Stated problem: Select the lines that hold the word "minimum" and copy each one.
— Start Material —
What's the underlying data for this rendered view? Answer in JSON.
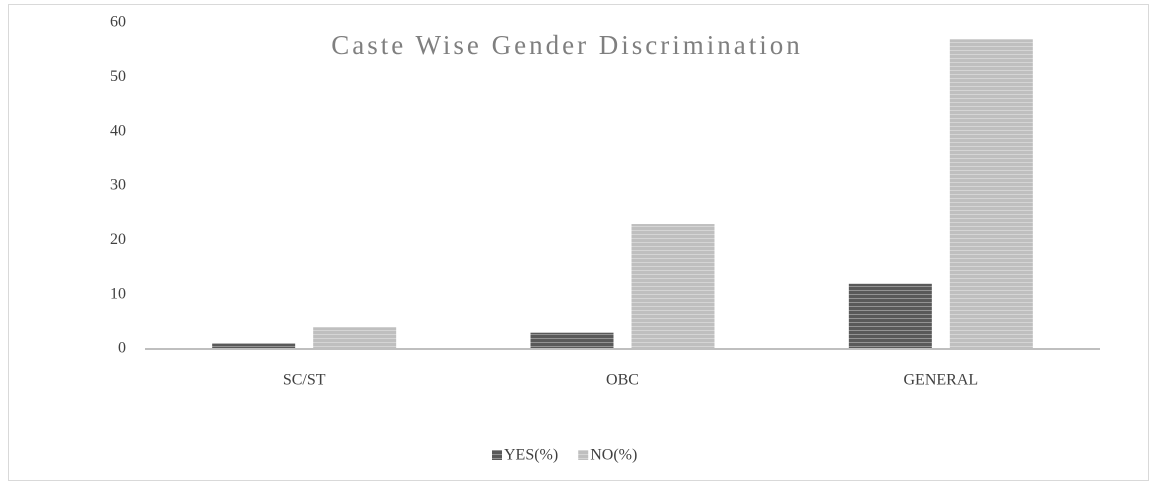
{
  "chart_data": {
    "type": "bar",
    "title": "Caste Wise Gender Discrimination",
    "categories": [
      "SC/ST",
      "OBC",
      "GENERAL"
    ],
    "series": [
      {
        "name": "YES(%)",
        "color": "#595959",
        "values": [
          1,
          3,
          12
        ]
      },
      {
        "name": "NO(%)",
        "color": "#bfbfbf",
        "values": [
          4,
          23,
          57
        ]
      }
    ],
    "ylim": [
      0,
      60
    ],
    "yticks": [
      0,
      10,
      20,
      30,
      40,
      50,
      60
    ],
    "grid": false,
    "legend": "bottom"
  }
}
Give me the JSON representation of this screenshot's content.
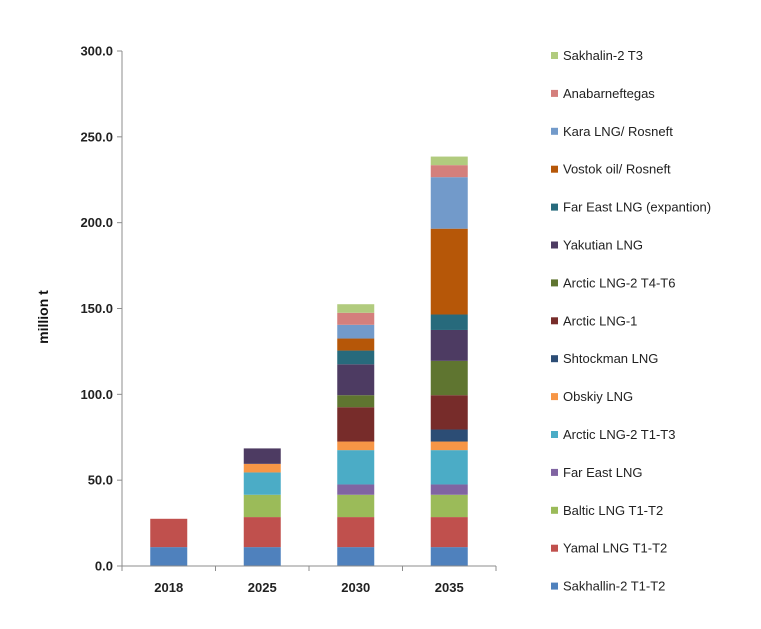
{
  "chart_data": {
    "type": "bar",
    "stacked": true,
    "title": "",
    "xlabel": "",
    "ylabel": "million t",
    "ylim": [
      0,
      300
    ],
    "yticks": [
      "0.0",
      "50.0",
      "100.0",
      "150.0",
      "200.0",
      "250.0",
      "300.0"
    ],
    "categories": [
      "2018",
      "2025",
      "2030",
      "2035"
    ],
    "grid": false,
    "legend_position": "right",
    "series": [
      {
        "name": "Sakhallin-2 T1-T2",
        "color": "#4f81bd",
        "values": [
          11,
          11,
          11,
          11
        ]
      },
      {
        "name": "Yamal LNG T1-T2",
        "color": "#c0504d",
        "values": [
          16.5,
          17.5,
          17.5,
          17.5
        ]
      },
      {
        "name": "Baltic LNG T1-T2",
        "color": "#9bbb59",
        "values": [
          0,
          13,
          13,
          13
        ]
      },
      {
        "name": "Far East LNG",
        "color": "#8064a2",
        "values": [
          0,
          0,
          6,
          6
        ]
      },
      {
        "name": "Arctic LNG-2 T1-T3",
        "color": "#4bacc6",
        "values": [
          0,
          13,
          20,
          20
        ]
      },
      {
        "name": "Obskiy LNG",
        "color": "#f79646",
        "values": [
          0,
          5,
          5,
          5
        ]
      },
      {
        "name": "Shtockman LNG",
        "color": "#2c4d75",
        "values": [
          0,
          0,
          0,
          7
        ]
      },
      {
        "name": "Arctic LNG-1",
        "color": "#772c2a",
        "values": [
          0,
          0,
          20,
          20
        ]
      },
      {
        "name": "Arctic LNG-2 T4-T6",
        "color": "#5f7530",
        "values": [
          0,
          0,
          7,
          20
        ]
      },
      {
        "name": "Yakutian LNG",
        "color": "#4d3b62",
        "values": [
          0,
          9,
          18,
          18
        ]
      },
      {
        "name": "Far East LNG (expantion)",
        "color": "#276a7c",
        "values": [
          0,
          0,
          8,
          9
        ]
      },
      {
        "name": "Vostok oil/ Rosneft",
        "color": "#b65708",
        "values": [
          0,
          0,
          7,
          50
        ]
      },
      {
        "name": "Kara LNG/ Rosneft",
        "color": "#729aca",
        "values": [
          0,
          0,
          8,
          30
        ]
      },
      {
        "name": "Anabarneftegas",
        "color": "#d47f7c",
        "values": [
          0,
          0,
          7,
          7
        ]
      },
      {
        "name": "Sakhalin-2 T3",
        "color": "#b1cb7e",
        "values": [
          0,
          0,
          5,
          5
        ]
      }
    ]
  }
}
— End Material —
— Start Material —
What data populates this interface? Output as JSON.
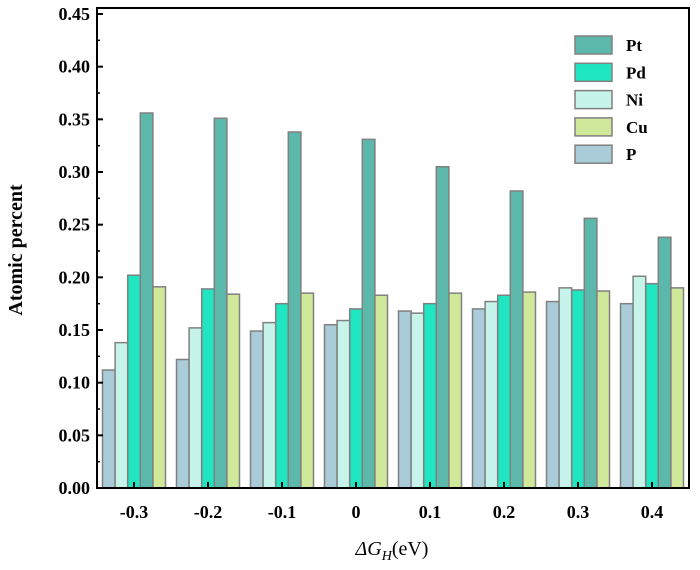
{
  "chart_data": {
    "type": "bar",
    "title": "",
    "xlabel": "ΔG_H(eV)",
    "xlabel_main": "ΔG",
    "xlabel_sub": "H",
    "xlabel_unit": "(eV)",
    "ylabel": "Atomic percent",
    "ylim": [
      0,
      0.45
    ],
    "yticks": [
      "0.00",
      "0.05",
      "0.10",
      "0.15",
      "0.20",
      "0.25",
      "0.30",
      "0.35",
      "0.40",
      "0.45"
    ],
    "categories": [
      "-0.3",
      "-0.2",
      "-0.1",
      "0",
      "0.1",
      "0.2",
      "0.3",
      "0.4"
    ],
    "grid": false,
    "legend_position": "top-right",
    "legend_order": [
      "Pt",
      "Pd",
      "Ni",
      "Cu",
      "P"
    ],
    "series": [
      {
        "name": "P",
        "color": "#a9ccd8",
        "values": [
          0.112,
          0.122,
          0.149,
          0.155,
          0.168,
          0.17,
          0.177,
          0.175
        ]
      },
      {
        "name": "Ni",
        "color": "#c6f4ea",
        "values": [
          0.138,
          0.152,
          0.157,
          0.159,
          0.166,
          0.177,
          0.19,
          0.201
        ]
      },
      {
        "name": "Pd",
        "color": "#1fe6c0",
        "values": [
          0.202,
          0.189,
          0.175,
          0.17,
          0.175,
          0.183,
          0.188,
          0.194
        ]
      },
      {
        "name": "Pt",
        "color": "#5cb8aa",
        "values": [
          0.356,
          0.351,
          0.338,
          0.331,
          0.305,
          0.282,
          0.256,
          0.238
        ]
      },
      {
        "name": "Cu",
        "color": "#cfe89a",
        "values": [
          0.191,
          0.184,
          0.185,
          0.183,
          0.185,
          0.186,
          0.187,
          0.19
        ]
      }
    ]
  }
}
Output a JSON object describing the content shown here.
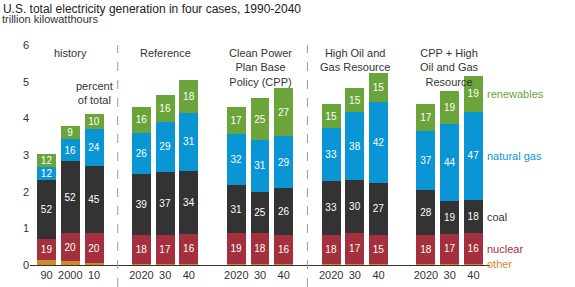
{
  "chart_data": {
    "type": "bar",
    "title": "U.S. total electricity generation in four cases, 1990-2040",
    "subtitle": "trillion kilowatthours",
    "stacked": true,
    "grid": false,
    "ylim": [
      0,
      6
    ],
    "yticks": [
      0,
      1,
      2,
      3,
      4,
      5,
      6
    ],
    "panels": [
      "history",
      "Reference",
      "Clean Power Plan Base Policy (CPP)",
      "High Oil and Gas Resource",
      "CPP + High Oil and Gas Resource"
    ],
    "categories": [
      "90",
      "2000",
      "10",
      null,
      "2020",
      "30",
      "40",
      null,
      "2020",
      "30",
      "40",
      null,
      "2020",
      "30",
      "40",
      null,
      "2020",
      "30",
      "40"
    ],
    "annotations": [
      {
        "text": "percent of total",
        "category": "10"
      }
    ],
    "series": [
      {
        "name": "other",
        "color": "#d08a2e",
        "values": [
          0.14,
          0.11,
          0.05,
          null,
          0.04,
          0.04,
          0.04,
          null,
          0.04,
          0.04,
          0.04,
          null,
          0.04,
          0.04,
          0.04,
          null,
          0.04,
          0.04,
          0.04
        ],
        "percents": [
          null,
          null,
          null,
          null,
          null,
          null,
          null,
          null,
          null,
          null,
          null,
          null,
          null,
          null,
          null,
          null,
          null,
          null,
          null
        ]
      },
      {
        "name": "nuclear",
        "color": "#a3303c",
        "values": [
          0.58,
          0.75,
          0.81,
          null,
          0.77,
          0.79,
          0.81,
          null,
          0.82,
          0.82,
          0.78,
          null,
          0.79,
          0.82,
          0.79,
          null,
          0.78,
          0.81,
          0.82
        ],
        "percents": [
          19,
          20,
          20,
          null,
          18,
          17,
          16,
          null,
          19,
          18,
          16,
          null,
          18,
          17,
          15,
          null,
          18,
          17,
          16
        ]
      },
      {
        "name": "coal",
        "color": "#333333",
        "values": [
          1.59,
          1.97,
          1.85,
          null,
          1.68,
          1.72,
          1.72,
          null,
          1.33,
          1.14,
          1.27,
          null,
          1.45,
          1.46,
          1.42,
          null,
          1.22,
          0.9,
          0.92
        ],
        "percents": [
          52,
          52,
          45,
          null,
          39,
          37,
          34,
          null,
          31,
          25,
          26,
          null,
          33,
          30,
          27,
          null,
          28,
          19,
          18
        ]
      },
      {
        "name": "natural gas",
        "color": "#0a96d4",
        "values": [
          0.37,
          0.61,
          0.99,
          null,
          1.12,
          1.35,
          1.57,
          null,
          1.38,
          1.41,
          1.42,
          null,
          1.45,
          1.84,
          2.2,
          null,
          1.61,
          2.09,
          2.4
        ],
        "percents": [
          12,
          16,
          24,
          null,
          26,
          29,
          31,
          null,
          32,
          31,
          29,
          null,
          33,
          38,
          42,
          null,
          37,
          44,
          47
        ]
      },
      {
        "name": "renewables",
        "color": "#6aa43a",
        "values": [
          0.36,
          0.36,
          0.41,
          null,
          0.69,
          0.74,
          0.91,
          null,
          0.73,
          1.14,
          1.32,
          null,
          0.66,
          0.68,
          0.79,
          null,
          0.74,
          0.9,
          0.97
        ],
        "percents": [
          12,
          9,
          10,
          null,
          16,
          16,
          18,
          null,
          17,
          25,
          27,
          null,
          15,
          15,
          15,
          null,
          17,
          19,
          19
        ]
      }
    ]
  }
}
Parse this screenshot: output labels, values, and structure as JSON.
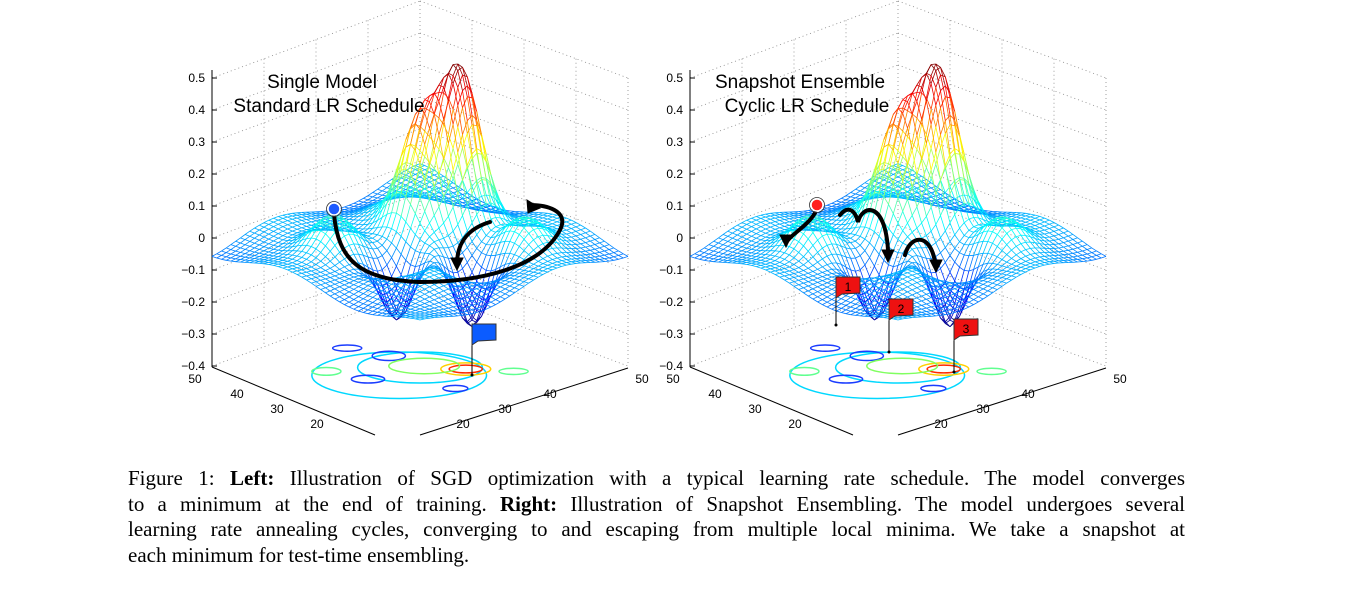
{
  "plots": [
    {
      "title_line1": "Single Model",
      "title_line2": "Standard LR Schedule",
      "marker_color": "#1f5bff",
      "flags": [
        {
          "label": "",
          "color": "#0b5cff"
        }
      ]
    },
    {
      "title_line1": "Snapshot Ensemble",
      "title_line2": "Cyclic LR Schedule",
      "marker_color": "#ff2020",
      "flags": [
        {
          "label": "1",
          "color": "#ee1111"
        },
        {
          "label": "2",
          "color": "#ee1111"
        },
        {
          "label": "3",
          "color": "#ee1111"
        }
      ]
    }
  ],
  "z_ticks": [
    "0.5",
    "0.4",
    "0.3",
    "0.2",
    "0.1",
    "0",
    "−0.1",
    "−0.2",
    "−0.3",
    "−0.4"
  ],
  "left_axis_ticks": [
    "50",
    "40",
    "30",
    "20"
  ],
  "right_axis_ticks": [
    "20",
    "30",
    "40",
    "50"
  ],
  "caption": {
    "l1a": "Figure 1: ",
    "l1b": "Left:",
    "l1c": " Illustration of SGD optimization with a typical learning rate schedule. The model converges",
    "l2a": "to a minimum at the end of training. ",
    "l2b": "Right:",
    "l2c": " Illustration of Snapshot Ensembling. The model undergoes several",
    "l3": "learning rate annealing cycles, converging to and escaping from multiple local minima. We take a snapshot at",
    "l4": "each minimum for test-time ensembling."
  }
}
— End Material —
In response:
    "l2a": "to a minimum at the end of training. ",
    "l4": "each minimum for test-time ensembling."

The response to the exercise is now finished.